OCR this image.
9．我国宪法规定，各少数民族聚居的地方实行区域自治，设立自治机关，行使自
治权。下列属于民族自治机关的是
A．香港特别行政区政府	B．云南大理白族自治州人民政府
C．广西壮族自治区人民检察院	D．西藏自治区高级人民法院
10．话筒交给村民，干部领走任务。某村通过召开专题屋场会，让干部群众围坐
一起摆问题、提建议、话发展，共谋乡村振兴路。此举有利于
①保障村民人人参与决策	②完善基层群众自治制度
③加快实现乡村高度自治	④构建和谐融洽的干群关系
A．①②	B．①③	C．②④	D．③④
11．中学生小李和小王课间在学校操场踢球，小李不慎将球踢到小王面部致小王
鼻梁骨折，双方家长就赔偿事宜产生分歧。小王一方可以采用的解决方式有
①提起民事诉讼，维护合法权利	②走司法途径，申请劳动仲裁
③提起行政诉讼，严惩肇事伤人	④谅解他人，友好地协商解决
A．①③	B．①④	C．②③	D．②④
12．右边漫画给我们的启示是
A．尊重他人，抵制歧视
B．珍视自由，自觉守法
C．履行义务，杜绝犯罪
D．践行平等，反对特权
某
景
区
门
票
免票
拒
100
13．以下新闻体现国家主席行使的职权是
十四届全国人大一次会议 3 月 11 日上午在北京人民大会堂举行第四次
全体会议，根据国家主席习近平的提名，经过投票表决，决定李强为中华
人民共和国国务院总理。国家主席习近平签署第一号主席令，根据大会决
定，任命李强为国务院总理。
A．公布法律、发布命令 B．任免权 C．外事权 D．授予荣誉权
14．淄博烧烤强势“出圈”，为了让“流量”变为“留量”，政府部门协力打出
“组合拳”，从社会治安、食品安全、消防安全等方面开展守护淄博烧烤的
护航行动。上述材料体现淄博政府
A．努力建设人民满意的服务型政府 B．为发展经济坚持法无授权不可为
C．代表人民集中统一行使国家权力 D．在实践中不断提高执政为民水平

______

Reproduce every record, matching each line exactly.

OCR this image.
9．我国宪法规定，各少数民族聚居的地方实行区域自治，设立自治机关，行使自
治权。下列属于民族自治机关的是
A．香港特别行政区政府	B．云南大理白族自治州人民政府
C．广西壮族自治区人民检察院	D．西藏自治区高级人民法院
10．话筒交给村民，干部领走任务。某村通过召开专题屋场会，让干部群众围坐
一起摆问题、提建议、话发展，共谋乡村振兴路。此举有利于
①保障村民人人参与决策	②完善基层群众自治制度
③加快实现乡村高度自治	④构建和谐融洽的干群关系
A．①②	B．①③	C．②④	D．③④
11．中学生小李和小王课间在学校操场踢球，小李不慎将球踢到小王面部致小王
鼻梁骨折，双方家长就赔偿事宜产生分歧。小王一方可以采用的解决方式有
①提起民事诉讼，维护合法权利	②走司法途径，申请劳动仲裁
③提起行政诉讼，严惩肇事伤人	④谅解他人，友好地协商解决
A．①③	B．①④	C．②③	D．②④
12．右边漫画给我们的启示是
A．尊重他人，抵制歧视
B．珍视自由，自觉守法
C．履行义务，杜绝犯罪
D．践行平等，反对特权
某
景
区
门
票
免票
拒
100
13．以下新闻体现国家主席行使的职权是
十四届全国人大一次会议 3 月 11 日上午在北京人民大会堂举行第四次
全体会议，根据国家主席习近平的提名，经过投票表决，决定李强为中华
人民共和国国务院总理。国家主席习近平签署第一号主席令，根据大会决
定，任命李强为国务院总理。
A．公布法律、发布命令 B．任免权 C．外事权 D．授予荣誉权
14．淄博烧烤强势“出圈”，为了让“流量”变为“留量”，政府部门协力打出
“组合拳”，从社会治安、食品安全、消防安全等方面开展守护淄博烧烤的
护航行动。上述材料体现淄博政府
A．努力建设人民满意的服务型政府 B．为发展经济坚持法无授权不可为
C．代表人民集中统一行使国家权力 D．在实践中不断提高执政为民水平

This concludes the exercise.